Supplied passage
■ ■ ■ ■ ■ ■ ■

Well I have my answer.  Although MultiSim, in my experience, has had a rocky start, after the recent conversation I had with Nicole of the new National Instruments' MultiSim (I'm speaking of V10 and forward), I can say that it is indeed under new management -- the new boss isn't the same as the old boss! 🙂  I, for one, am happy about that, because I liked EWB, and I like MultiSim (the feel, not the burps, of course), but something had to change in order for me to continue with this product.  I can tell you it has.   Granted, that's not to say that everything is going to be smooth sailing,  but now I know I really do have support, that I'm not the only person finding stuff.  These people are different.  They really do care about their customers.  They want their customers to be satisfied.  Perhaps it's that National Instruments has a reputation to uphold; perhaps the people are better trained; all I know is after that conversation, it was like a weight was lifted.  My investment in this product was not in vain after all, not as long as these folks are on the case.  Do you know they have engineers who are more than happy to investigate and resolve anything that comes up with this program?!  It'd seem a no-brainer, as after all test and measurement is National Instruments' business, but no kidding!  This isn't just a small software company who tried to sell a simulator.  No, this is much much more.  Like I said, National Instruments has a reputation to protect, and from the impression I got from that conversation, they intend to do it.

National Instruments, thank you for taking over MultiSim!

■ ■ ■ ■ ■ ■ ■

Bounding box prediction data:
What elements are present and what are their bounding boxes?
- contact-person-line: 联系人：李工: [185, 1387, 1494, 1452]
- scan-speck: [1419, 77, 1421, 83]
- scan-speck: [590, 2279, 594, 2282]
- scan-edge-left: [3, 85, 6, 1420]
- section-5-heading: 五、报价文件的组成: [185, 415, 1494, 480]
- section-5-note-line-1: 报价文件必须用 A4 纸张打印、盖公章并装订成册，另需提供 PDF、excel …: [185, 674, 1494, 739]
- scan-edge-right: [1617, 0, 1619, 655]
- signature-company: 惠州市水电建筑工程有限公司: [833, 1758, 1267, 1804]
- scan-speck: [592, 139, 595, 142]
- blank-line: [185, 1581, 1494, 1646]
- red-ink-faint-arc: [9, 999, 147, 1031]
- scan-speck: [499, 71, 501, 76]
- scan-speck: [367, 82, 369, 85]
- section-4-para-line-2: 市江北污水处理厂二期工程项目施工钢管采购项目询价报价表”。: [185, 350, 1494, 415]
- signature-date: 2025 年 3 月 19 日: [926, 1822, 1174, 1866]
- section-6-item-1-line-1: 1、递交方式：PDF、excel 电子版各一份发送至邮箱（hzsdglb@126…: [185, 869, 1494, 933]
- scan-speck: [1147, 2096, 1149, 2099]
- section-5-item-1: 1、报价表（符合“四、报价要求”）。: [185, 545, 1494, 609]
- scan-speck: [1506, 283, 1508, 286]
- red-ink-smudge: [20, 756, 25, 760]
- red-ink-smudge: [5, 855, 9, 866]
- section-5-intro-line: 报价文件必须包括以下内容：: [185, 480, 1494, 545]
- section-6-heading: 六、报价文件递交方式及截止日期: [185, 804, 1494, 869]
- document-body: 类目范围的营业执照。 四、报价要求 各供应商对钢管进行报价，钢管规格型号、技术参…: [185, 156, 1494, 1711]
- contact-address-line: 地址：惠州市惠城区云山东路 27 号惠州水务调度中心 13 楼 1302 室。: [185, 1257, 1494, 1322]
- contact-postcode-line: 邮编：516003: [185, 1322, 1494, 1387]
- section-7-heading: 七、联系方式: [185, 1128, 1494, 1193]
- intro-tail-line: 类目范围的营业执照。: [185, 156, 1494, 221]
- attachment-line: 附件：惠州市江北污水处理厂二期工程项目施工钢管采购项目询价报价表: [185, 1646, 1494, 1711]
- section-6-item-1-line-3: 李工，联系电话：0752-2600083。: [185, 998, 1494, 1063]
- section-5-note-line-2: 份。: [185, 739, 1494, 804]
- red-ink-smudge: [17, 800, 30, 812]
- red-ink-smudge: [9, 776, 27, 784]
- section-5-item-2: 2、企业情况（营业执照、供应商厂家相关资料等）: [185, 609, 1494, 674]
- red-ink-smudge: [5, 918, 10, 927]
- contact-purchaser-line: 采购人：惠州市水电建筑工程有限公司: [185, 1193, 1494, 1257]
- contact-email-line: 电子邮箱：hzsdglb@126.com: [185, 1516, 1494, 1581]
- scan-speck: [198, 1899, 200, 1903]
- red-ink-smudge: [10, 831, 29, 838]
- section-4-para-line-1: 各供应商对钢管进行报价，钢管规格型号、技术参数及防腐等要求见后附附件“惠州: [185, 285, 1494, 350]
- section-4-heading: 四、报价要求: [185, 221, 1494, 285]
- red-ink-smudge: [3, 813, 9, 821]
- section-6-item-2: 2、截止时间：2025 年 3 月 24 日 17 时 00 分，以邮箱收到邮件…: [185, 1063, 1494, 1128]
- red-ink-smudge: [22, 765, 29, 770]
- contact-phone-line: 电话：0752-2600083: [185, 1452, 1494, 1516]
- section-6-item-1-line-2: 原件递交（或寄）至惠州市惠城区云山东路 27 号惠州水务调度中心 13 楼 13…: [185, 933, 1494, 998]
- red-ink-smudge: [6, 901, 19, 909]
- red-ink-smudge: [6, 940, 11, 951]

■ ■ ■ ■ ■ ■ ■

Task prompt
Please list every name of a person, company or software product that appears in the MultiSim text, each once.

Answer to this problem
- MultiSim
- Nicole
- National Instruments
- EWB